_Fragment do przeczytania_:
DORTICOS O WALCE Z BRIEDISEM: MOŻECIE ZOBACZYĆ NOKAUT WSZECH CZASÓW
Yuniel Dorticos (24-1, 22 KO) w sobotni wieczór w Monachium wystawi w finale turnieju WBSS swój pas IBF wagi junior ciężkiej w konfrontacji z Mairisem Briedisem (26-1, 19 KO). - Na pewno nie możecie tego przegapić - mówi Kubańczyk.
Aktualny mistrz International Boxing Federation w limicie 90,7 kilograma może wskoczyć przy okazji na fotel lidera magazynu The Ring.
- Jestem bardzo podekscytowany. Briedis to były mistrz świata, dobry zawodnik, który lubi brudny boks i zna dużo sztuczek, nie zawsze czystych sztuczek. Na mnie jednak to nie zadziała i obnażę jego niedociągnięcia. W boksie są pewne poziomy, a ja jestem o jeden poziom wyżej niż on. Zobaczycie, że on bywa słaby i nie miał do czynienia z kimś takim jak ja. Podróżuję i walczę po całym świecie. Wygrana w turnieju WBSS i zdobycie statuetki Ali Trophy będzie dla mnie prawdziwym zaszczytem. Umocnię swoją pozycję jako jeden z najlepszych mistrzów ostatnich lat - kontynuował Dorticos.

_Wymagania zadania_:
(A) Przepisz wiersze listingu od pierwszego wiersza do wiersza zawierającego „disclosure-arrow-icon [439,708,446,721]”, z obydwoma krańcowymi włącznie.
(B) Dopisz dalszy ciąg artykułu o walce Dorticosa z Briedisem, zaczynając od miejsca, w którym się kończy.
Listing nie ma żadnego związku z artykułem o walce Dorticosa z Briedisem.

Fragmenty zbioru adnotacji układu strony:

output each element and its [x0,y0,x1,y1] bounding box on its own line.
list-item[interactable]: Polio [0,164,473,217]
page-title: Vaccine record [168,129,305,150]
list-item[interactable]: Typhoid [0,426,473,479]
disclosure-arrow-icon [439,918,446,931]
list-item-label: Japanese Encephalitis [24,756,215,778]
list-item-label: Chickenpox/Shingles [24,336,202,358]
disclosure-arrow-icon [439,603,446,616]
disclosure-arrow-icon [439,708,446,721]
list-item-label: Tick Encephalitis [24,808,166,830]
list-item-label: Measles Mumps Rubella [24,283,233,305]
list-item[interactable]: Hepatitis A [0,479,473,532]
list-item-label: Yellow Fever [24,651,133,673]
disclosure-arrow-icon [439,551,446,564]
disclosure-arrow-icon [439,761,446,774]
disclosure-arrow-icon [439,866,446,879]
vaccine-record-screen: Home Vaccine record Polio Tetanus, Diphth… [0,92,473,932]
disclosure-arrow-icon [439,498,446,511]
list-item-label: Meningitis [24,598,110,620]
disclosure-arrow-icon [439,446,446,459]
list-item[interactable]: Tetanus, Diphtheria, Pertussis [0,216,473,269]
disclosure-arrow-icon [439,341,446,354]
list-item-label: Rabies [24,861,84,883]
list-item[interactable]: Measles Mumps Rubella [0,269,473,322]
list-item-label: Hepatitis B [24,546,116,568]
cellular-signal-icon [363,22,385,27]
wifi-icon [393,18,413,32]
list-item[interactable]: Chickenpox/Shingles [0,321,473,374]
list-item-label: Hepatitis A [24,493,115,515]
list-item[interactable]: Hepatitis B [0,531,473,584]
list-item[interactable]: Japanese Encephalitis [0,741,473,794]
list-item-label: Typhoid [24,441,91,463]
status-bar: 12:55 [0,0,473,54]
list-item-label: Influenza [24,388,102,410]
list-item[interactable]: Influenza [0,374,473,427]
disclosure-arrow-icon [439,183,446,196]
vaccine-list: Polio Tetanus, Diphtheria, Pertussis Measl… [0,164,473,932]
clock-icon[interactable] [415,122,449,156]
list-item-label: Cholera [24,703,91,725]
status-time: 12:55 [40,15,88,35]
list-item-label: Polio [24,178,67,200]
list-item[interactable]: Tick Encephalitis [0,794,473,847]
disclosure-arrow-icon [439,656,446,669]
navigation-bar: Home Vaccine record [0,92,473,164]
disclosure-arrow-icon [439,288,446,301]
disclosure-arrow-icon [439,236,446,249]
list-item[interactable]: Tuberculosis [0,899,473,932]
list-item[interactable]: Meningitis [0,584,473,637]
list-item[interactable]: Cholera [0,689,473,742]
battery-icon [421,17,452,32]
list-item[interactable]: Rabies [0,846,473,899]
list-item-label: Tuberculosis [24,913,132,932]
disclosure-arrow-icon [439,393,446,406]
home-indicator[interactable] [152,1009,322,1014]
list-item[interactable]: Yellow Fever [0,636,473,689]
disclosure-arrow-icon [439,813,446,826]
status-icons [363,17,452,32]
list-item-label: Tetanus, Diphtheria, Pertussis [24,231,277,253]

_Odpowiedzi_:
(A)
output each element and its [x0,y0,x1,y1] bounding box on its own line.
list-item[interactable]: Polio [0,164,473,217]
page-title: Vaccine record [168,129,305,150]
list-item[interactable]: Typhoid [0,426,473,479]
disclosure-arrow-icon [439,918,446,931]
list-item-label: Japanese Encephalitis [24,756,215,778]
list-item-label: Chickenpox/Shingles [24,336,202,358]
disclosure-arrow-icon [439,603,446,616]
disclosure-arrow-icon [439,708,446,721]

(B)
- Dorticos to bardzo groźny puncher, co udowodnił zarówno w pierwszej jak i drugiej edycji turnieju. Nie mam wątpliwości, że to jeden z dwóch najlepszych pięściarzy w tym limicie. W jego prawej ręce drzemie ogromna siła - zaciera ręce promotor Kalle Sauerland.
- Bardzo ostro popracowałem i jestem w szczytowej formie. Damy ekscytującą walkę, a ja nie zmarnuję tej szansy i dam z siebie wszystko. Mój nokaut w półfinale nad Andrew Tabitim był uznany za najlepszy w roku 2019, teraz możecie być jednak świadkami najlepszego nokautu w historii - zakończył kubański bombardier.
Dorticos na punkty nie wygra.
Skoro nie udało mu się posadzić Mastera to ze śliskim i faulującym Briedisem tym bardziej.
Moim zdaniem gdy Briedis poczuje znaczną przewagę Dorticosa to mu z główki rozetnie łuk brwiowy i sędziowie przerwą walkę...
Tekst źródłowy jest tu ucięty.